### Written request
Go through the listing and pick out each line with the word "OANDA" in it.

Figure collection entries
──────────

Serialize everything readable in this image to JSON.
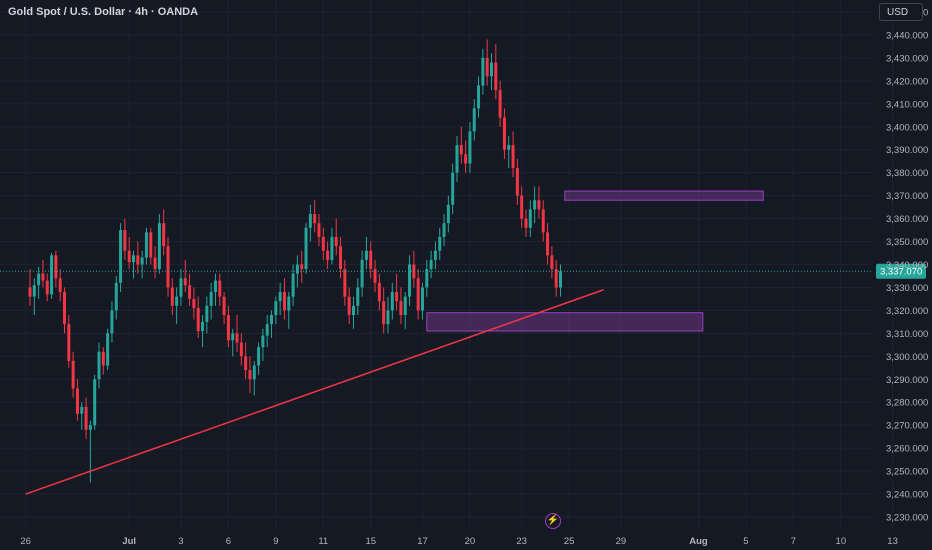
{
  "header": {
    "symbol_title": "Gold Spot / U.S. Dollar · 4h · OANDA",
    "currency_button": "USD"
  },
  "colors": {
    "background": "#151924",
    "grid": "#1f2330",
    "up": "#26a69a",
    "down": "#f23645",
    "trendline": "#f23645",
    "zone_fill": "rgba(126,60,153,0.45)",
    "zone_stroke": "#9c3fc4",
    "price_tag": "#26a69a",
    "axis_text": "#b2b5be"
  },
  "event_marker": {
    "icon": "lightning-icon",
    "glyph": "⚡"
  },
  "chart_data": {
    "type": "candlestick",
    "title": "Gold Spot / U.S. Dollar · 4h · OANDA",
    "currency": "USD",
    "ylim": [
      3225,
      3455
    ],
    "y_ticks": [
      3230,
      3240,
      3250,
      3260,
      3270,
      3280,
      3290,
      3300,
      3310,
      3320,
      3330,
      3340,
      3350,
      3360,
      3370,
      3380,
      3390,
      3400,
      3410,
      3420,
      3430,
      3440,
      3450
    ],
    "y_tick_labels": [
      "3,230.000",
      "3,240.000",
      "3,250.000",
      "3,260.000",
      "3,270.000",
      "3,280.000",
      "3,290.000",
      "3,300.000",
      "3,310.000",
      "3,320.000",
      "3,330.000",
      "3,340.000",
      "3,350.000",
      "3,360.000",
      "3,370.000",
      "3,380.000",
      "3,390.000",
      "3,400.000",
      "3,410.000",
      "3,420.000",
      "3,430.000",
      "3,440.000",
      "3,450.000"
    ],
    "x_ticks": [
      {
        "label": "26",
        "bar": -1
      },
      {
        "label": "Jul",
        "bar": 23
      },
      {
        "label": "3",
        "bar": 35
      },
      {
        "label": "6",
        "bar": 46
      },
      {
        "label": "9",
        "bar": 57
      },
      {
        "label": "11",
        "bar": 68
      },
      {
        "label": "15",
        "bar": 79
      },
      {
        "label": "17",
        "bar": 91
      },
      {
        "label": "20",
        "bar": 102
      },
      {
        "label": "23",
        "bar": 114
      },
      {
        "label": "25",
        "bar": 125
      },
      {
        "label": "29",
        "bar": 137
      },
      {
        "label": "Aug",
        "bar": 155
      },
      {
        "label": "5",
        "bar": 166
      },
      {
        "label": "7",
        "bar": 177
      },
      {
        "label": "10",
        "bar": 188
      },
      {
        "label": "13",
        "bar": 200
      }
    ],
    "last_price": 3337.07,
    "last_price_label": "3,337.070",
    "trendline": {
      "from": {
        "bar": -1,
        "price": 3240
      },
      "to": {
        "bar": 133,
        "price": 3329
      }
    },
    "zones": [
      {
        "name": "resistance-zone",
        "bar_start": 124,
        "bar_end": 170,
        "price_top": 3372,
        "price_bottom": 3368
      },
      {
        "name": "support-zone",
        "bar_start": 92,
        "bar_end": 156,
        "price_top": 3319,
        "price_bottom": 3311
      }
    ],
    "candles": [
      [
        3330,
        3338,
        3322,
        3326
      ],
      [
        3326,
        3334,
        3318,
        3331
      ],
      [
        3331,
        3339,
        3325,
        3336
      ],
      [
        3336,
        3342,
        3330,
        3333
      ],
      [
        3333,
        3336,
        3324,
        3327
      ],
      [
        3327,
        3345,
        3325,
        3344
      ],
      [
        3344,
        3346,
        3330,
        3334
      ],
      [
        3334,
        3338,
        3324,
        3328
      ],
      [
        3328,
        3330,
        3310,
        3314
      ],
      [
        3314,
        3318,
        3295,
        3298
      ],
      [
        3298,
        3302,
        3282,
        3286
      ],
      [
        3286,
        3290,
        3272,
        3275
      ],
      [
        3275,
        3280,
        3268,
        3278
      ],
      [
        3278,
        3282,
        3264,
        3268
      ],
      [
        3268,
        3272,
        3245,
        3270
      ],
      [
        3270,
        3292,
        3268,
        3290
      ],
      [
        3290,
        3306,
        3286,
        3302
      ],
      [
        3302,
        3304,
        3292,
        3296
      ],
      [
        3296,
        3312,
        3294,
        3310
      ],
      [
        3310,
        3324,
        3306,
        3320
      ],
      [
        3320,
        3335,
        3316,
        3332
      ],
      [
        3332,
        3358,
        3328,
        3355
      ],
      [
        3355,
        3360,
        3342,
        3346
      ],
      [
        3346,
        3352,
        3338,
        3341
      ],
      [
        3341,
        3346,
        3334,
        3344
      ],
      [
        3344,
        3350,
        3336,
        3340
      ],
      [
        3340,
        3346,
        3334,
        3343
      ],
      [
        3343,
        3356,
        3340,
        3354
      ],
      [
        3354,
        3356,
        3340,
        3343
      ],
      [
        3343,
        3348,
        3334,
        3338
      ],
      [
        3338,
        3362,
        3336,
        3358
      ],
      [
        3358,
        3364,
        3344,
        3348
      ],
      [
        3348,
        3352,
        3326,
        3330
      ],
      [
        3330,
        3334,
        3318,
        3322
      ],
      [
        3322,
        3330,
        3314,
        3326
      ],
      [
        3326,
        3338,
        3322,
        3334
      ],
      [
        3334,
        3342,
        3328,
        3331
      ],
      [
        3331,
        3336,
        3322,
        3325
      ],
      [
        3325,
        3330,
        3316,
        3321
      ],
      [
        3321,
        3326,
        3308,
        3311
      ],
      [
        3311,
        3318,
        3304,
        3315
      ],
      [
        3315,
        3326,
        3310,
        3322
      ],
      [
        3322,
        3332,
        3316,
        3328
      ],
      [
        3328,
        3336,
        3322,
        3333
      ],
      [
        3333,
        3336,
        3322,
        3326
      ],
      [
        3326,
        3328,
        3314,
        3318
      ],
      [
        3318,
        3322,
        3304,
        3307
      ],
      [
        3307,
        3312,
        3300,
        3310
      ],
      [
        3310,
        3318,
        3302,
        3306
      ],
      [
        3306,
        3310,
        3296,
        3300
      ],
      [
        3300,
        3306,
        3290,
        3294
      ],
      [
        3294,
        3300,
        3284,
        3290
      ],
      [
        3290,
        3298,
        3283,
        3296
      ],
      [
        3296,
        3306,
        3292,
        3304
      ],
      [
        3304,
        3312,
        3298,
        3309
      ],
      [
        3309,
        3318,
        3304,
        3314
      ],
      [
        3314,
        3320,
        3308,
        3318
      ],
      [
        3318,
        3326,
        3314,
        3324
      ],
      [
        3324,
        3332,
        3318,
        3328
      ],
      [
        3328,
        3334,
        3316,
        3320
      ],
      [
        3320,
        3328,
        3312,
        3326
      ],
      [
        3326,
        3340,
        3322,
        3336
      ],
      [
        3336,
        3344,
        3330,
        3340
      ],
      [
        3340,
        3346,
        3332,
        3338
      ],
      [
        3338,
        3358,
        3336,
        3356
      ],
      [
        3356,
        3366,
        3350,
        3362
      ],
      [
        3362,
        3368,
        3354,
        3358
      ],
      [
        3358,
        3362,
        3348,
        3352
      ],
      [
        3352,
        3356,
        3342,
        3346
      ],
      [
        3346,
        3350,
        3338,
        3342
      ],
      [
        3342,
        3356,
        3340,
        3352
      ],
      [
        3352,
        3360,
        3344,
        3348
      ],
      [
        3348,
        3352,
        3334,
        3338
      ],
      [
        3338,
        3342,
        3322,
        3326
      ],
      [
        3326,
        3330,
        3314,
        3318
      ],
      [
        3318,
        3326,
        3312,
        3322
      ],
      [
        3322,
        3334,
        3318,
        3330
      ],
      [
        3330,
        3346,
        3326,
        3342
      ],
      [
        3342,
        3352,
        3338,
        3346
      ],
      [
        3346,
        3350,
        3334,
        3338
      ],
      [
        3338,
        3342,
        3328,
        3332
      ],
      [
        3332,
        3336,
        3320,
        3324
      ],
      [
        3324,
        3330,
        3310,
        3314
      ],
      [
        3314,
        3326,
        3310,
        3320
      ],
      [
        3320,
        3332,
        3316,
        3328
      ],
      [
        3328,
        3336,
        3320,
        3324
      ],
      [
        3324,
        3330,
        3314,
        3318
      ],
      [
        3318,
        3328,
        3312,
        3326
      ],
      [
        3326,
        3344,
        3322,
        3340
      ],
      [
        3340,
        3346,
        3330,
        3334
      ],
      [
        3334,
        3338,
        3316,
        3320
      ],
      [
        3320,
        3332,
        3316,
        3330
      ],
      [
        3330,
        3342,
        3326,
        3338
      ],
      [
        3338,
        3346,
        3334,
        3342
      ],
      [
        3342,
        3350,
        3338,
        3346
      ],
      [
        3346,
        3356,
        3342,
        3352
      ],
      [
        3352,
        3362,
        3348,
        3358
      ],
      [
        3358,
        3370,
        3354,
        3366
      ],
      [
        3366,
        3384,
        3362,
        3380
      ],
      [
        3380,
        3396,
        3376,
        3392
      ],
      [
        3392,
        3400,
        3384,
        3388
      ],
      [
        3388,
        3394,
        3380,
        3384
      ],
      [
        3384,
        3402,
        3380,
        3398
      ],
      [
        3398,
        3412,
        3394,
        3408
      ],
      [
        3408,
        3422,
        3404,
        3418
      ],
      [
        3418,
        3434,
        3414,
        3430
      ],
      [
        3430,
        3438,
        3418,
        3422
      ],
      [
        3422,
        3432,
        3416,
        3428
      ],
      [
        3428,
        3436,
        3412,
        3416
      ],
      [
        3416,
        3420,
        3400,
        3404
      ],
      [
        3404,
        3408,
        3386,
        3390
      ],
      [
        3390,
        3396,
        3382,
        3392
      ],
      [
        3392,
        3398,
        3378,
        3382
      ],
      [
        3382,
        3386,
        3366,
        3370
      ],
      [
        3370,
        3374,
        3356,
        3360
      ],
      [
        3360,
        3364,
        3352,
        3356
      ],
      [
        3356,
        3368,
        3352,
        3364
      ],
      [
        3364,
        3374,
        3358,
        3368
      ],
      [
        3368,
        3374,
        3360,
        3364
      ],
      [
        3364,
        3368,
        3350,
        3354
      ],
      [
        3354,
        3358,
        3340,
        3344
      ],
      [
        3344,
        3348,
        3334,
        3338
      ],
      [
        3338,
        3342,
        3326,
        3330
      ],
      [
        3330,
        3340,
        3326,
        3337.07
      ]
    ]
  },
  "layout": {
    "bar_spacing": 4.313,
    "x_origin": 30,
    "plot_left": 0,
    "plot_right": 872,
    "plot_top": 12,
    "plot_bottom": 530,
    "price_axis_x": 886
  }
}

──────────

### Response for this exercise
    "symbol_title": "Gold Spot / U.S. Dollar · 4h · OANDA",
    "title": "Gold Spot / U.S. Dollar · 4h · OANDA",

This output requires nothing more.